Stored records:

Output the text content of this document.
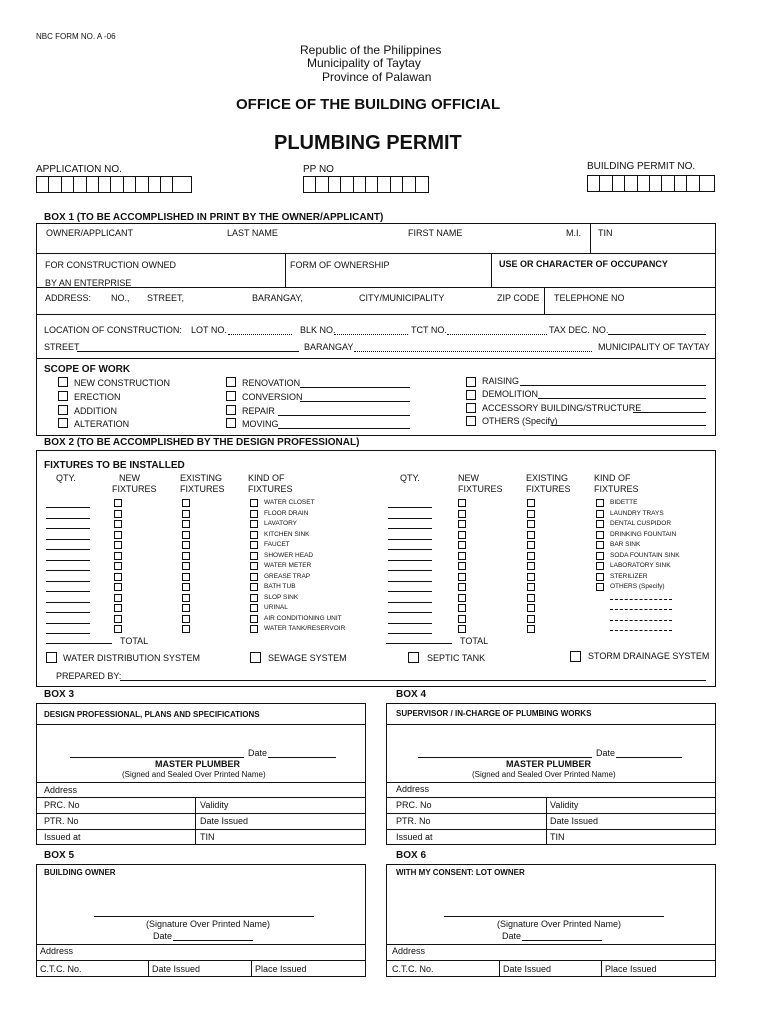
NBC FORM NO. A -06
Republic of the Philippines
Municipality of Taytay
Province of Palawan
OFFICE OF THE BUILDING OFFICIAL
PLUMBING PERMIT
APPLICATION NO.	PP NO	BUILDING PERMIT NO.
BOX 1 (TO BE ACCOMPLISHED IN PRINT BY THE OWNER/APPLICANT)
OWNER/APPLICANT	LAST NAME	FIRST NAME	M.I. TIN
FOR CONSTRUCTION OWNED
BY AN ENTERPRISE
FORM OF OWNERSHIP	USE OR CHARACTER OF OCCUPANCY
ADDRESS: NO., STREET,	BARANGAY,	CITY/MUNICIPALITY	ZIP CODE TELEPHONE NO
LOCATION OF CONSTRUCTION: LOT NO.	BLK NO.	TCT NO.	TAX DEC. NO.
STREET	BARANGAY	MUNICIPALITY OF TAYTAY
SCOPE OF WORK
NEW CONSTRUCTION
ERECTION
ADDITION
ALTERATION
RENOVATION
CONVERSION
REPAIR
MOVING
RAISING
DEMOLITION
ACCESSORY BUILDING/STRUCTURE
OTHERS (Specify)
BOX 2 (TO BE ACCOMPLISHED BY THE DESIGN PROFESSIONAL)
FIXTURES TO BE INSTALLED
QTY.	NEW
FIXTURES
EXISTING
FIXTURES
KIND OF
FIXTURES
QTY.	NEW
FIXTURES
EXISTING
FIXTURES
KIND OF
FIXTURES
WATER CLOSET	BIDETTE
FLOOR DRAIN	LAUNDRY TRAYS
LAVATORY	DENTAL CUSPIDOR
KITCHEN SINK	DRINKING FOUNTAIN
FAUCET	BAR SINK
SHOWER HEAD	SODA FOUNTAIN SINK
WATER METER	LABORATORY SINK
GREASE TRAP	STERILIZER
BATH TUB	OTHERS (Specify)
SLOP SINK
URINAL
AIR CONDITIONING UNIT
WATER TANK/RESERVOIR
TOTAL	TOTAL
WATER DISTRIBUTION SYSTEM	SEWAGE SYSTEM	SEPTIC TANK	STORM DRAINAGE SYSTEM
PREPARED BY:
BOX 3
DESIGN PROFESSIONAL, PLANS AND SPECIFICATIONS
Date
MASTER PLUMBER
(Signed and Sealed Over Printed Name)
Address
PRC. No	Validity
PTR. No	Date Issued
Issued at	TIN
BOX 4
SUPERVISOR / IN-CHARGE OF PLUMBING WORKS
Date
MASTER PLUMBER
(Signed and Sealed Over Printed Name)
Address
PRC. No	Validity
PTR. No	Date Issued
Issued at	TIN
BOX 5
BUILDING OWNER
(Signature Over Printed Name)
Date
Address
C.T.C. No.	Date Issued	Place Issued
BOX 6
WITH MY CONSENT: LOT OWNER
(Signature Over Printed Name)
Date
Address
C.T.C. No.	Date Issued	Place Issued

Set task: Check each line above for the word "PERMIT" and say how many have it, with nothing else.

Full solution: 2